## Task instructions
Reproduce every line of the following listing verbatim.

+++

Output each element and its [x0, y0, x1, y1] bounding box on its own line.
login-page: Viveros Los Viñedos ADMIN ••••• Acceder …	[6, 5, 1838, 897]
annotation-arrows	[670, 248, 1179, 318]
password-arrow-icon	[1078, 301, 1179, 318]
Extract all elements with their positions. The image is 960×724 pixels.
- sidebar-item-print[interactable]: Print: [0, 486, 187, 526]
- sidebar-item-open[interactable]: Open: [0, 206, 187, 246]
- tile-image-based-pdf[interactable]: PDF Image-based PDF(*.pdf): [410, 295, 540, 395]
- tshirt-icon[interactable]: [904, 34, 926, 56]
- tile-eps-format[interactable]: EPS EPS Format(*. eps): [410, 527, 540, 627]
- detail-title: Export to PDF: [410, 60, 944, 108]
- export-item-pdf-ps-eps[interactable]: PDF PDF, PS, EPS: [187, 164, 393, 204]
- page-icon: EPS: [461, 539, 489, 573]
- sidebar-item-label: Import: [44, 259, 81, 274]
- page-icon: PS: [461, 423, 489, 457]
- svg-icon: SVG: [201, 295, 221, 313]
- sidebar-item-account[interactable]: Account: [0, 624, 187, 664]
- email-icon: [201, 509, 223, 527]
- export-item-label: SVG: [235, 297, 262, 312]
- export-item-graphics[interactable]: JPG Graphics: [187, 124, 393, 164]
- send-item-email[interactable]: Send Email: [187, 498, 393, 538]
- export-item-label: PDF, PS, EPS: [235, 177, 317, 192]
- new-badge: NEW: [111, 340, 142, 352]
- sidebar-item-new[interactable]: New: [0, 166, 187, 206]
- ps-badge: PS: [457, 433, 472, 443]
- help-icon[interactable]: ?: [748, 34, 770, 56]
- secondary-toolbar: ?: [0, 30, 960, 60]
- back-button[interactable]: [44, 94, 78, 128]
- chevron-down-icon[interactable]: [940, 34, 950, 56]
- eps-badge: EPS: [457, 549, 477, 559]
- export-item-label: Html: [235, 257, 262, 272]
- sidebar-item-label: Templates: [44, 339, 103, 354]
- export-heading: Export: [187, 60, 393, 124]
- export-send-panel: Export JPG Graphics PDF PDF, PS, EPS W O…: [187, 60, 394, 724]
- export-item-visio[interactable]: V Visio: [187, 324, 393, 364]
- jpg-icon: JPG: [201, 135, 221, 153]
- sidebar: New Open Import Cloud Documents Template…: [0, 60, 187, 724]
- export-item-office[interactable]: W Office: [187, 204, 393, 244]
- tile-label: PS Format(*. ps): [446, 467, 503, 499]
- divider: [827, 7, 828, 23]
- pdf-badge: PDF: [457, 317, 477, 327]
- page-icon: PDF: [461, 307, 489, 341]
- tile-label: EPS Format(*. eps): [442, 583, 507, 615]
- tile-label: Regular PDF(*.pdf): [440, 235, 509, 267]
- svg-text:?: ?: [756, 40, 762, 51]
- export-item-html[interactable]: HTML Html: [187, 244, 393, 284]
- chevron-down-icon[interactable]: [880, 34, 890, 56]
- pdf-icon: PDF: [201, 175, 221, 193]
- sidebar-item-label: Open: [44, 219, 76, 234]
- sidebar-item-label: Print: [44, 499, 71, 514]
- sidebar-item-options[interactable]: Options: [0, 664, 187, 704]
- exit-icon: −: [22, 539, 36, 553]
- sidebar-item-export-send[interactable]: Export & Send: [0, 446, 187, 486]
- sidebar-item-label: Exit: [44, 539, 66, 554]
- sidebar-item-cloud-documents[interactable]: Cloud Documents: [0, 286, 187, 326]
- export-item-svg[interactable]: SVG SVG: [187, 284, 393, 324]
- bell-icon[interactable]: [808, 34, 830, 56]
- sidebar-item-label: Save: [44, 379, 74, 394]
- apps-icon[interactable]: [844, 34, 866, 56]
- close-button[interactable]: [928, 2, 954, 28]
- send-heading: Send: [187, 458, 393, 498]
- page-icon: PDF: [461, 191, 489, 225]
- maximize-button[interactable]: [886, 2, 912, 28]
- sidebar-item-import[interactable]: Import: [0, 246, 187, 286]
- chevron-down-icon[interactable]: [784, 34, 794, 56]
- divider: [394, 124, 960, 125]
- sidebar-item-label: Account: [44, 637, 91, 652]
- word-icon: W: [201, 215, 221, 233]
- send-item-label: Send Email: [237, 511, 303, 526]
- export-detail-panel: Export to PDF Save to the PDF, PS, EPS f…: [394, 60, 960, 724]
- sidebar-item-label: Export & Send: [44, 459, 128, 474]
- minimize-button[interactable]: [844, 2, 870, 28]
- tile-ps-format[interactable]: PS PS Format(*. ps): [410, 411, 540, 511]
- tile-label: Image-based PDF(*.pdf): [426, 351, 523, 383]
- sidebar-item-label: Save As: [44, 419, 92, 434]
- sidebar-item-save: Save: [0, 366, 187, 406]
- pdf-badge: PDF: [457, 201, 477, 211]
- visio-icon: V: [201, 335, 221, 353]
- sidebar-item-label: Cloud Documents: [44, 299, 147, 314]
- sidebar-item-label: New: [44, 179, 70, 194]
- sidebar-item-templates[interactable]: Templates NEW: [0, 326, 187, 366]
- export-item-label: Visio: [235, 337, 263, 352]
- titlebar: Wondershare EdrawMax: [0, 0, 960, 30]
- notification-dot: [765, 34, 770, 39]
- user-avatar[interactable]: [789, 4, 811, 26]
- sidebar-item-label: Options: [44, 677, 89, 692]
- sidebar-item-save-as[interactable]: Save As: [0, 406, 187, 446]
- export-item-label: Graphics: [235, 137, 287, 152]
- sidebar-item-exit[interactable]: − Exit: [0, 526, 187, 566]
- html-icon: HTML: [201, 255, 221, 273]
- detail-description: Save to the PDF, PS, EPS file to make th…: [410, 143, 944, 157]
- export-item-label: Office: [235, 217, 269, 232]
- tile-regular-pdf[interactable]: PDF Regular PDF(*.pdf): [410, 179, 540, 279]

+++

## Answer for this exercise
Output each element and its [x0, y0, x1, y1] bounding box on its own line.
login-page: Viveros Los Viñedos ADMIN ••••• Acceder …	[6, 5, 1838, 897]
annotation-arrows	[670, 248, 1179, 318]
password-arrow-icon	[1078, 301, 1179, 318]
Extract all elements with their positions. The image is 960×724 pixels.
- sidebar-item-print[interactable]: Print: [0, 486, 187, 526]
- sidebar-item-open[interactable]: Open: [0, 206, 187, 246]
- tile-image-based-pdf[interactable]: PDF Image-based PDF(*.pdf): [410, 295, 540, 395]
- tshirt-icon[interactable]: [904, 34, 926, 56]
- tile-eps-format[interactable]: EPS EPS Format(*. eps): [410, 527, 540, 627]
- detail-title: Export to PDF: [410, 60, 944, 108]
- export-item-pdf-ps-eps[interactable]: PDF PDF, PS, EPS: [187, 164, 393, 204]
- page-icon: EPS: [461, 539, 489, 573]
- sidebar-item-label: Import: [44, 259, 81, 274]
- page-icon: PS: [461, 423, 489, 457]
- svg-icon: SVG: [201, 295, 221, 313]
- sidebar-item-account[interactable]: Account: [0, 624, 187, 664]
- email-icon: [201, 509, 223, 527]
- export-item-label: SVG: [235, 297, 262, 312]
- export-item-graphics[interactable]: JPG Graphics: [187, 124, 393, 164]
- send-item-email[interactable]: Send Email: [187, 498, 393, 538]
- export-item-label: PDF, PS, EPS: [235, 177, 317, 192]
- new-badge: NEW: [111, 340, 142, 352]
- sidebar-item-new[interactable]: New: [0, 166, 187, 206]
- ps-badge: PS: [457, 433, 472, 443]
- help-icon[interactable]: ?: [748, 34, 770, 56]
- secondary-toolbar: ?: [0, 30, 960, 60]
- back-button[interactable]: [44, 94, 78, 128]
- chevron-down-icon[interactable]: [940, 34, 950, 56]
- eps-badge: EPS: [457, 549, 477, 559]
- export-item-label: Html: [235, 257, 262, 272]
- sidebar-item-label: Templates: [44, 339, 103, 354]
- export-heading: Export: [187, 60, 393, 124]
- export-send-panel: Export JPG Graphics PDF PDF, PS, EPS W O…: [187, 60, 394, 724]
- export-item-visio[interactable]: V Visio: [187, 324, 393, 364]
- jpg-icon: JPG: [201, 135, 221, 153]
- sidebar: New Open Import Cloud Documents Template…: [0, 60, 187, 724]
- export-item-office[interactable]: W Office: [187, 204, 393, 244]
- tile-label: PS Format(*. ps): [446, 467, 503, 499]
- divider: [827, 7, 828, 23]
- pdf-badge: PDF: [457, 317, 477, 327]
- page-icon: PDF: [461, 307, 489, 341]
- tile-label: EPS Format(*. eps): [442, 583, 507, 615]
- tile-label: Regular PDF(*.pdf): [440, 235, 509, 267]
- svg-text:?: ?: [756, 40, 762, 51]
- export-item-html[interactable]: HTML Html: [187, 244, 393, 284]
- chevron-down-icon[interactable]: [880, 34, 890, 56]
- pdf-icon: PDF: [201, 175, 221, 193]
- sidebar-item-label: Open: [44, 219, 76, 234]
- sidebar-item-label: Print: [44, 499, 71, 514]
- sidebar-item-options[interactable]: Options: [0, 664, 187, 704]
- exit-icon: −: [22, 539, 36, 553]
- sidebar-item-export-send[interactable]: Export & Send: [0, 446, 187, 486]
- sidebar-item-label: Exit: [44, 539, 66, 554]
- sidebar-item-cloud-documents[interactable]: Cloud Documents: [0, 286, 187, 326]
- export-item-svg[interactable]: SVG SVG: [187, 284, 393, 324]
- bell-icon[interactable]: [808, 34, 830, 56]
- sidebar-item-label: Save: [44, 379, 74, 394]
- apps-icon[interactable]: [844, 34, 866, 56]
- close-button[interactable]: [928, 2, 954, 28]
- send-heading: Send: [187, 458, 393, 498]
- page-icon: PDF: [461, 191, 489, 225]
- maximize-button[interactable]: [886, 2, 912, 28]
- sidebar-item-import[interactable]: Import: [0, 246, 187, 286]
- chevron-down-icon[interactable]: [784, 34, 794, 56]
- divider: [394, 124, 960, 125]
- sidebar-item-label: Account: [44, 637, 91, 652]
- word-icon: W: [201, 215, 221, 233]
- send-item-label: Send Email: [237, 511, 303, 526]
- export-detail-panel: Export to PDF Save to the PDF, PS, EPS f…: [394, 60, 960, 724]
- sidebar-item-label: Export & Send: [44, 459, 128, 474]
- minimize-button[interactable]: [844, 2, 870, 28]
- tile-ps-format[interactable]: PS PS Format(*. ps): [410, 411, 540, 511]
- tile-label: Image-based PDF(*.pdf): [426, 351, 523, 383]
- sidebar-item-label: Save As: [44, 419, 92, 434]
- sidebar-item-save: Save: [0, 366, 187, 406]
- pdf-badge: PDF: [457, 201, 477, 211]
- visio-icon: V: [201, 335, 221, 353]
- sidebar-item-label: Cloud Documents: [44, 299, 147, 314]
- sidebar-item-label: New: [44, 179, 70, 194]
- sidebar-item-templates[interactable]: Templates NEW: [0, 326, 187, 366]
- export-item-label: Visio: [235, 337, 263, 352]
- titlebar: Wondershare EdrawMax: [0, 0, 960, 30]
- notification-dot: [765, 34, 770, 39]
- user-avatar[interactable]: [789, 4, 811, 26]
- sidebar-item-label: Options: [44, 677, 89, 692]
- sidebar-item-save-as[interactable]: Save As: [0, 406, 187, 446]
- export-item-label: Graphics: [235, 137, 287, 152]
- sidebar-item-exit[interactable]: − Exit: [0, 526, 187, 566]
- html-icon: HTML: [201, 255, 221, 273]
- detail-description: Save to the PDF, PS, EPS file to make th…: [410, 143, 944, 157]
- export-item-label: Office: [235, 217, 269, 232]
- tile-regular-pdf[interactable]: PDF Regular PDF(*.pdf): [410, 179, 540, 279]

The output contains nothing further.